━━━ EXTRACTED DATA ━━━

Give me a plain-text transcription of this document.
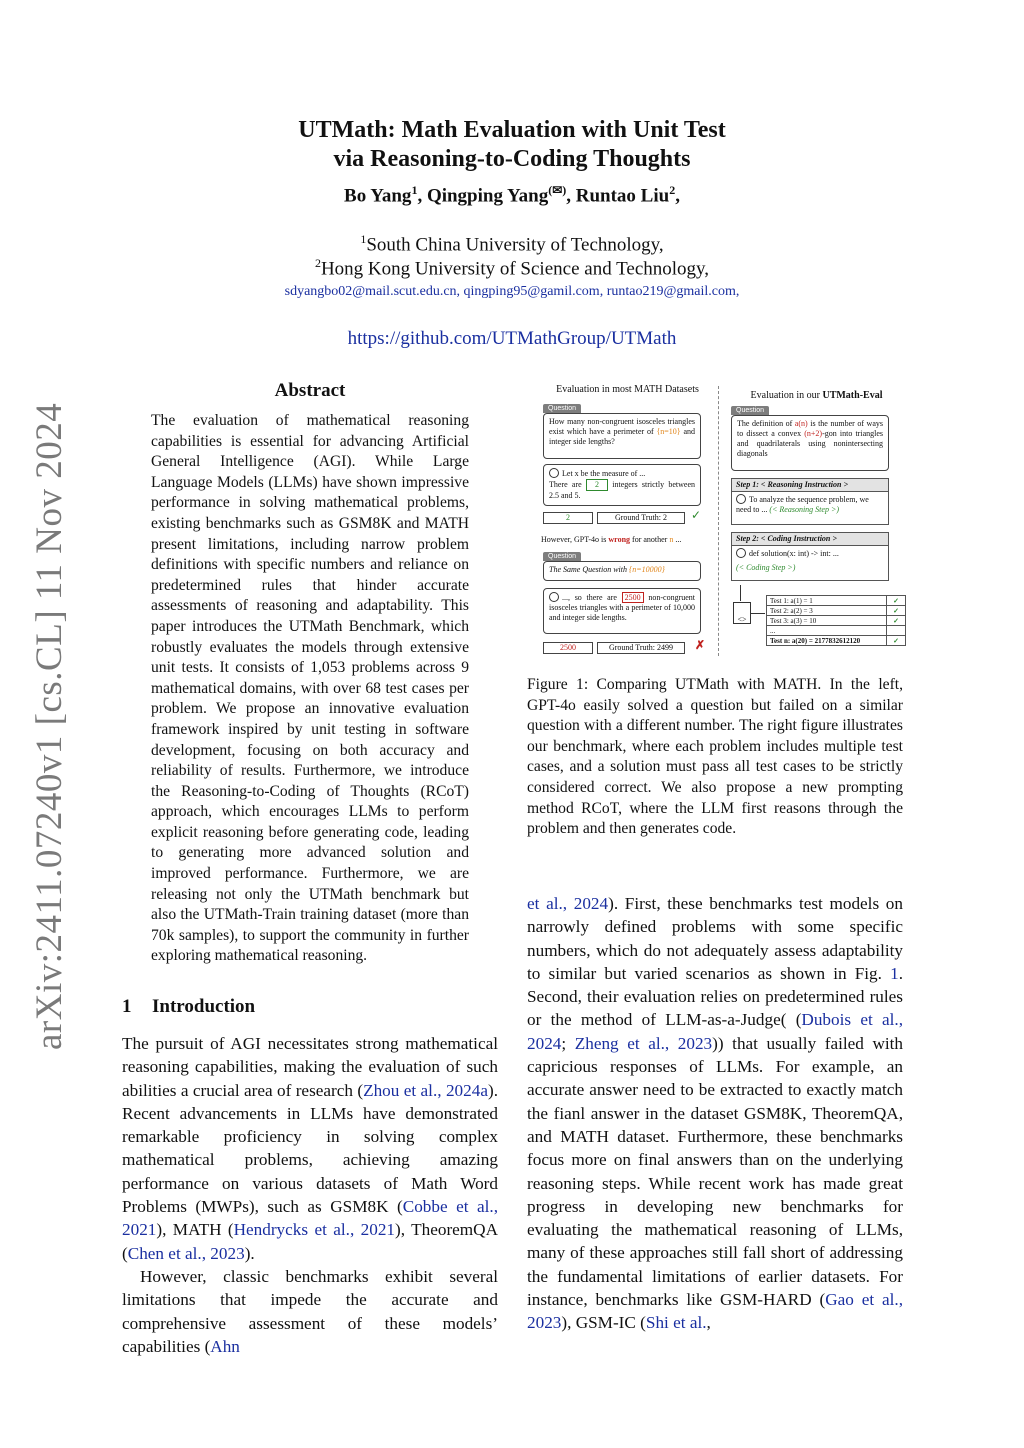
arXiv:2411.07240v1 [cs.CL] 11 Nov 2024
UTMath: Math Evaluation with Unit Test
via Reasoning-to-Coding Thoughts
Bo Yang$^1$, Qingping Yang(✉), Runtao Liu$^2$,
$^1$South China University of Technology,
$^2$Hong Kong University of Science and Technology,
sdyangbo02@mail.scut.edu.cn, qingping95@gamil.com, runtao219@gmail.com,
https://github.com/UTMathGroup/UTMath
Abstract
The evaluation of mathematical reasoning capabilities is essential for advancing Artificial General Intelligence (AGI). While Large Language Models (LLMs) have shown impressive performance in solving mathematical problems, existing benchmarks such as GSM8K and MATH present limitations, including narrow problem definitions with specific numbers and reliance on predetermined rules that hinder accurate assessments of reasoning and adaptability. This paper introduces the UTMath Benchmark, which robustly evaluates the models through extensive unit tests. It consists of 1,053 problems across 9 mathematical domains, with over 68 test cases per problem. We propose an innovative evaluation framework inspired by unit testing in software development, focusing on both accuracy and reliability of results. Furthermore, we introduce the Reasoning-to-Coding of Thoughts (RCoT) approach, which encourages LLMs to perform explicit reasoning before generating code, leading to generating more advanced solution and improved performance. Furthermore, we are releasing not only the UTMath benchmark but also the UTMath-Train training dataset (more than 70k samples), to support the community in further exploring mathematical reasoning.
1 Introduction

The pursuit of AGI necessitates strong mathematical reasoning capabilities, making the evaluation of such abilities a crucial area of research (Zhou et al., 2024a). Recent advancements in LLMs have demonstrated remarkable proficiency in solving complex mathematical problems, achieving amazing performance on various datasets of Math Word Problems (MWPs), such as GSM8K (Cobbe et al., 2021), MATH (Hendrycks et al., 2021), TheoremQA (Chen et al., 2023).

However, classic benchmarks exhibit several limitations that impede the accurate and comprehensive assessment of these models’ capabilities (Ahn

et al., 2024). First, these benchmarks test models on narrowly defined problems with some specific numbers, which do not adequately assess adaptability to similar but varied scenarios as shown in Fig. 1. Second, their evaluation relies on predetermined rules or the method of LLM-as-a-Judge( (Dubois et al., 2024; Zheng et al., 2023)) that usually failed with capricious responses of LLMs. For example, an accurate answer need to be extracted to exactly match the fianl answer in the dataset GSM8K, TheoremQA, and MATH dataset. Furthermore, these benchmarks focus more on final answers than on the underlying reasoning steps. While recent work has made great progress in developing new benchmarks for evaluating the mathematical reasoning of LLMs, many of these approaches still fall short of addressing the fundamental limitations of earlier datasets. For instance, benchmarks like GSM-HARD (Gao et al., 2023), GSM-IC (Shi et al.,

Figure 1: Comparing UTMath with MATH. In the left, GPT-4o easily solved a question but failed on a similar question with a different number. The right figure illustrates our benchmark, where each problem includes multiple test cases, and a solution must pass all test cases to be strictly considered correct. We also propose a new prompting method RCoT, where the LLM first reasons through the problem and then generates code.
Evaluation in most MATH Datasets
Question
How many non-congruent isosceles triangles exist which have a perimeter of {n=10} and integer side lengths?
Let x be the measure of ...
There are 2 integers strictly between 2.5 and 5.
2	Ground Truth: 2	✓
However, GPT-4o is wrong for another n ...
Question
The Same Question with {n=10000}
..., so there are 2500 non-congruent isosceles triangles with a perimeter of 10,000 and integer side lengths.
2500	Ground Truth: 2499	✗
Evaluation in our UTMath-Eval
Question
The definition of a(n) is the number of ways to dissect a convex (n+2)-gon into triangles and quadrilaterals using nonintersecting diagonals
Step 1: < Reasoning Instruction >
To analyze the sequence problem, we need to ... (< Reasoning Step >)
Step 2: < Coding Instruction >
def solution(x: int) -> int: ...
(< Coding Step >)
<>
Test 1: a(1) = 1	✓
Test 2: a(2) = 3	✓
Test 3: a(3) = 10	✓
...	
Test n: a(20) = 2177832612120	✓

━━━

*AIM OF THE TASK*.
Pictures don't belong in the copy. Transcribe every record exactly as it appears.

*ANSWER TO THE TASK*.
Give me a plain-text transcription of this document.
arXiv:2411.07240v1 [cs.CL] 11 Nov 2024
UTMath: Math Evaluation with Unit Test
via Reasoning-to-Coding Thoughts
Bo Yang$^1$, Qingping Yang(✉), Runtao Liu$^2$,
$^1$South China University of Technology,
$^2$Hong Kong University of Science and Technology,
sdyangbo02@mail.scut.edu.cn, qingping95@gamil.com, runtao219@gmail.com,
https://github.com/UTMathGroup/UTMath
Abstract
The evaluation of mathematical reasoning capabilities is essential for advancing Artificial General Intelligence (AGI). While Large Language Models (LLMs) have shown impressive performance in solving mathematical problems, existing benchmarks such as GSM8K and MATH present limitations, including narrow problem definitions with specific numbers and reliance on predetermined rules that hinder accurate assessments of reasoning and adaptability. This paper introduces the UTMath Benchmark, which robustly evaluates the models through extensive unit tests. It consists of 1,053 problems across 9 mathematical domains, with over 68 test cases per problem. We propose an innovative evaluation framework inspired by unit testing in software development, focusing on both accuracy and reliability of results. Furthermore, we introduce the Reasoning-to-Coding of Thoughts (RCoT) approach, which encourages LLMs to perform explicit reasoning before generating code, leading to generating more advanced solution and improved performance. Furthermore, we are releasing not only the UTMath benchmark but also the UTMath-Train training dataset (more than 70k samples), to support the community in further exploring mathematical reasoning.
1 Introduction

The pursuit of AGI necessitates strong mathematical reasoning capabilities, making the evaluation of such abilities a crucial area of research (Zhou et al., 2024a). Recent advancements in LLMs have demonstrated remarkable proficiency in solving complex mathematical problems, achieving amazing performance on various datasets of Math Word Problems (MWPs), such as GSM8K (Cobbe et al., 2021), MATH (Hendrycks et al., 2021), TheoremQA (Chen et al., 2023).

However, classic benchmarks exhibit several limitations that impede the accurate and comprehensive assessment of these models’ capabilities (Ahn

et al., 2024). First, these benchmarks test models on narrowly defined problems with some specific numbers, which do not adequately assess adaptability to similar but varied scenarios as shown in Fig. 1. Second, their evaluation relies on predetermined rules or the method of LLM-as-a-Judge( (Dubois et al., 2024; Zheng et al., 2023)) that usually failed with capricious responses of LLMs. For example, an accurate answer need to be extracted to exactly match the fianl answer in the dataset GSM8K, TheoremQA, and MATH dataset. Furthermore, these benchmarks focus more on final answers than on the underlying reasoning steps. While recent work has made great progress in developing new benchmarks for evaluating the mathematical reasoning of LLMs, many of these approaches still fall short of addressing the fundamental limitations of earlier datasets. For instance, benchmarks like GSM-HARD (Gao et al., 2023), GSM-IC (Shi et al.,

Figure 1: Comparing UTMath with MATH. In the left, GPT-4o easily solved a question but failed on a similar question with a different number. The right figure illustrates our benchmark, where each problem includes multiple test cases, and a solution must pass all test cases to be strictly considered correct. We also propose a new prompting method RCoT, where the LLM first reasons through the problem and then generates code.
Evaluation in most MATH Datasets
Question
How many non-congruent isosceles triangles exist which have a perimeter of {n=10} and integer side lengths?
Let x be the measure of ...
There are 2 integers strictly between 2.5 and 5.
2	Ground Truth: 2	✓
However, GPT-4o is wrong for another n ...
Question
The Same Question with {n=10000}
..., so there are 2500 non-congruent isosceles triangles with a perimeter of 10,000 and integer side lengths.
2500	Ground Truth: 2499	✗
Evaluation in our UTMath-Eval
Question
The definition of a(n) is the number of ways to dissect a convex (n+2)-gon into triangles and quadrilaterals using nonintersecting diagonals
Step 1: < Reasoning Instruction >
To analyze the sequence problem, we need to ... (< Reasoning Step >)
Step 2: < Coding Instruction >
def solution(x: int) -> int: ...
(< Coding Step >)
<>
Test 1: a(1) = 1	✓
Test 2: a(2) = 3	✓
Test 3: a(3) = 10	✓
...	
Test n: a(20) = 2177832612120	✓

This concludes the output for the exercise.